GIVEN INSTRUCTION
Restate the whole of the material. Keep every word, and drop the pictures.

—————

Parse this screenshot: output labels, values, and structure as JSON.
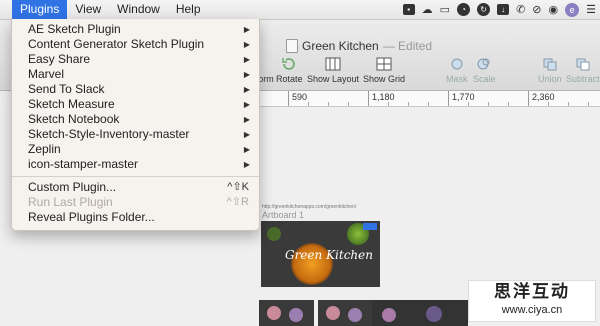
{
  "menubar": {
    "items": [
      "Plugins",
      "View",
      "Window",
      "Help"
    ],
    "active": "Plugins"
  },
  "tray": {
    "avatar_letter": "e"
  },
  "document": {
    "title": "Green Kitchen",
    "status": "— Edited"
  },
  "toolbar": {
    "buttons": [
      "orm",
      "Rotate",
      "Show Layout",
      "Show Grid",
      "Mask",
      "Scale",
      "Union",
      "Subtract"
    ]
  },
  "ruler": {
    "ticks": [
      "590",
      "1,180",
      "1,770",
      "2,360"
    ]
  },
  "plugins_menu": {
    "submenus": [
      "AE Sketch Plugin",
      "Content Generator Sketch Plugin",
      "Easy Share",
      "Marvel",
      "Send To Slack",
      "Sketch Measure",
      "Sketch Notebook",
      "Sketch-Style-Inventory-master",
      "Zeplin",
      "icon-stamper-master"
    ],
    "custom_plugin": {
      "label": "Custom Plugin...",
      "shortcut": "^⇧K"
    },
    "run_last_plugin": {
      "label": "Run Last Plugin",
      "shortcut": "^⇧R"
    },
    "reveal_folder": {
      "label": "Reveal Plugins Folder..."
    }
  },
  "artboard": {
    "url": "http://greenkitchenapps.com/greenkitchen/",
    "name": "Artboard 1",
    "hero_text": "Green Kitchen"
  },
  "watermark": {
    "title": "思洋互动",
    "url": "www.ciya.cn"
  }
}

—————

FULL SOLUTION
Parse this screenshot: output labels, values, and structure as JSON.
{
  "menubar": {
    "items": [
      "Plugins",
      "View",
      "Window",
      "Help"
    ],
    "active": "Plugins"
  },
  "tray": {
    "avatar_letter": "e"
  },
  "document": {
    "title": "Green Kitchen",
    "status": "— Edited"
  },
  "toolbar": {
    "buttons": [
      "orm",
      "Rotate",
      "Show Layout",
      "Show Grid",
      "Mask",
      "Scale",
      "Union",
      "Subtract"
    ]
  },
  "ruler": {
    "ticks": [
      "590",
      "1,180",
      "1,770",
      "2,360"
    ]
  },
  "plugins_menu": {
    "submenus": [
      "AE Sketch Plugin",
      "Content Generator Sketch Plugin",
      "Easy Share",
      "Marvel",
      "Send To Slack",
      "Sketch Measure",
      "Sketch Notebook",
      "Sketch-Style-Inventory-master",
      "Zeplin",
      "icon-stamper-master"
    ],
    "custom_plugin": {
      "label": "Custom Plugin...",
      "shortcut": "^⇧K"
    },
    "run_last_plugin": {
      "label": "Run Last Plugin",
      "shortcut": "^⇧R"
    },
    "reveal_folder": {
      "label": "Reveal Plugins Folder..."
    }
  },
  "artboard": {
    "url": "http://greenkitchenapps.com/greenkitchen/",
    "name": "Artboard 1",
    "hero_text": "Green Kitchen"
  },
  "watermark": {
    "title": "思洋互动",
    "url": "www.ciya.cn"
  }
}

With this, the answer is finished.